Dataset records
======
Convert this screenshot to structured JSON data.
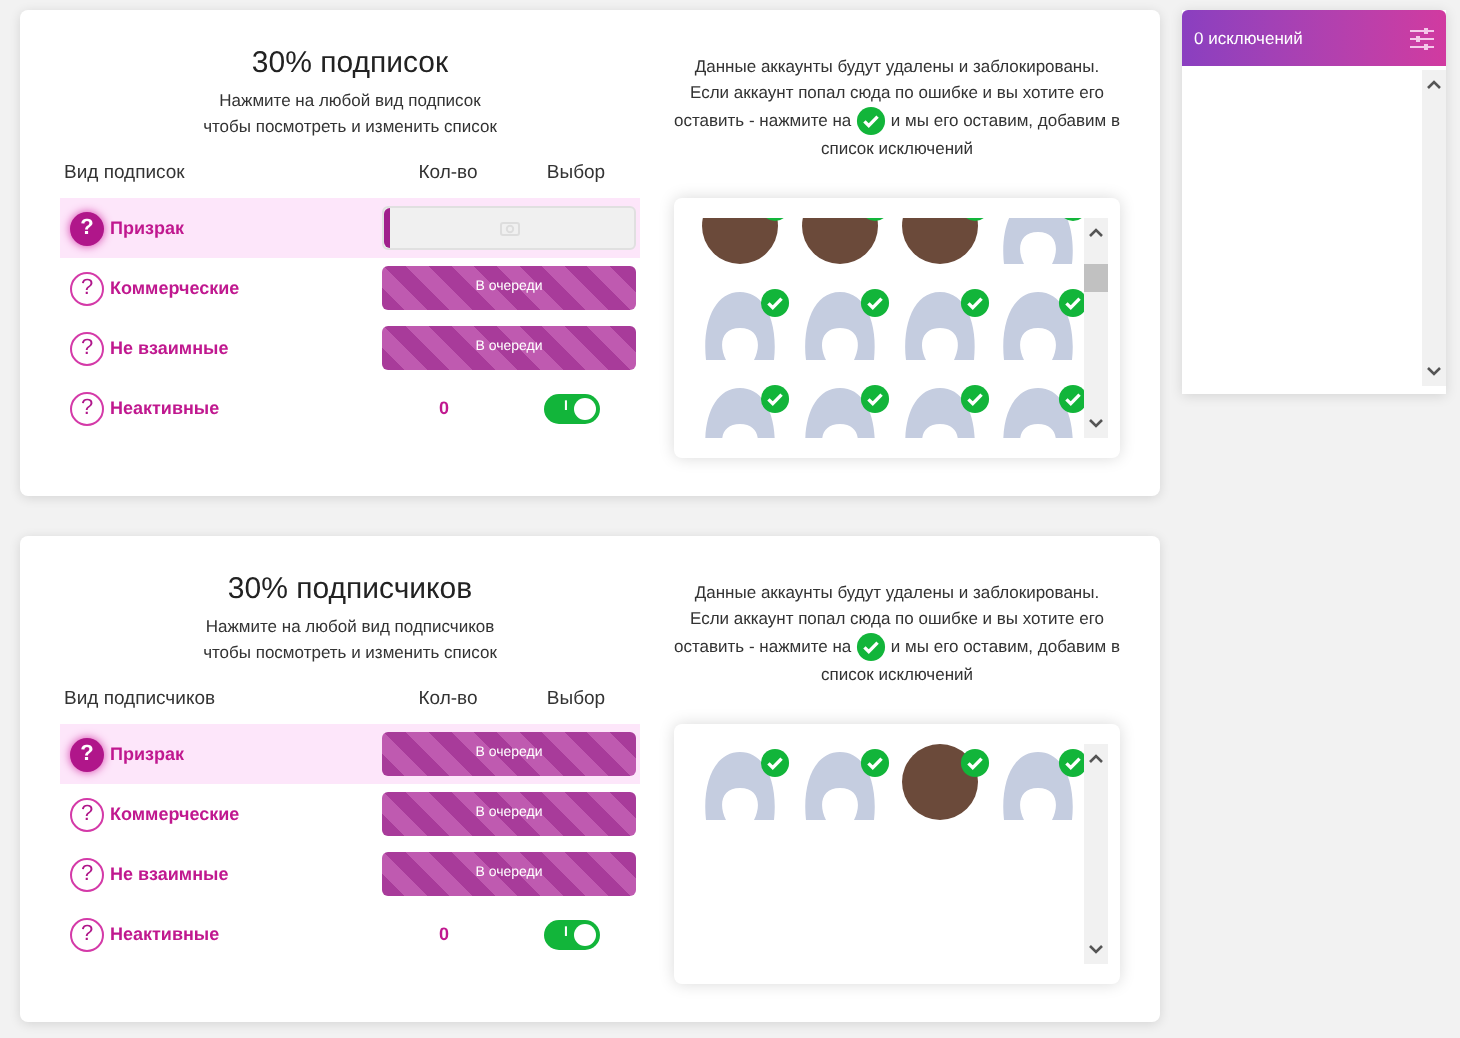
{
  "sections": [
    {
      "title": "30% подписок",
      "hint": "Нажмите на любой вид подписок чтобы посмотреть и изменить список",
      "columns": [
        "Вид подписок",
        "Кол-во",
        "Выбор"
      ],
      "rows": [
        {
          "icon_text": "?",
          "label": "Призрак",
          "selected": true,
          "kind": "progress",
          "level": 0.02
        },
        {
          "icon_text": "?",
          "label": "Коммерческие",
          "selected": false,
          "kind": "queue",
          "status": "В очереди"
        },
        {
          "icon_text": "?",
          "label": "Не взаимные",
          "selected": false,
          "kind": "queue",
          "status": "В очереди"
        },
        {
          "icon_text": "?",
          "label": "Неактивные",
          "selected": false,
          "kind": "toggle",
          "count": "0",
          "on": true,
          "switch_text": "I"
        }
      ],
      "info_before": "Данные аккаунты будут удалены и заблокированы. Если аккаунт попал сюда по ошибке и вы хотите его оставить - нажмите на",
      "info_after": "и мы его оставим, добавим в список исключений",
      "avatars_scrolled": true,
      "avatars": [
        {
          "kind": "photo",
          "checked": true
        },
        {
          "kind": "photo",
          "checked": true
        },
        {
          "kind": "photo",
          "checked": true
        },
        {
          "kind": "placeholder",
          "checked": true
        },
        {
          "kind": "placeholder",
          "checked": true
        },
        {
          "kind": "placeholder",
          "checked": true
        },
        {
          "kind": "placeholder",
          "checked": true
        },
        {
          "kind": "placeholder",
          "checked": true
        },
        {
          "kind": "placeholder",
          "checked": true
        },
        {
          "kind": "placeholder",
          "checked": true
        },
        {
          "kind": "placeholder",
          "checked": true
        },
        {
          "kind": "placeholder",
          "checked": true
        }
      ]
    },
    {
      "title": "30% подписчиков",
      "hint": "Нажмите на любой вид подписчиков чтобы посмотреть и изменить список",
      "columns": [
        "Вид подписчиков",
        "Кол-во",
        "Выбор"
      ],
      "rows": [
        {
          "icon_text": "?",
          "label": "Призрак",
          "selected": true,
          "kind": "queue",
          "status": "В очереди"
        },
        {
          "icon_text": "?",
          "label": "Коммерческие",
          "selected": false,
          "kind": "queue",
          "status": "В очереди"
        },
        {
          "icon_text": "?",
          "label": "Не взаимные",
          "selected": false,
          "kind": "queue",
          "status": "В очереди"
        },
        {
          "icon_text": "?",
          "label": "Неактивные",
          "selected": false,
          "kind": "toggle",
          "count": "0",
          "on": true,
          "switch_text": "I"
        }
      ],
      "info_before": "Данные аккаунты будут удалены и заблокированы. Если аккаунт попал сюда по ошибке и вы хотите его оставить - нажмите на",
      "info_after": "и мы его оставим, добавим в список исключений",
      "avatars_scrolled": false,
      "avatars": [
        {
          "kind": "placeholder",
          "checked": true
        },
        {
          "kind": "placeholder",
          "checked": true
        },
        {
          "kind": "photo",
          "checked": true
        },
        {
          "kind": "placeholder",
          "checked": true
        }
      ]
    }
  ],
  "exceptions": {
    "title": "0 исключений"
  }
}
======
__Exercise task__: Reply with nothing but a number: how many lines of the entries above contain the string "изменить"?

__The reply__: 2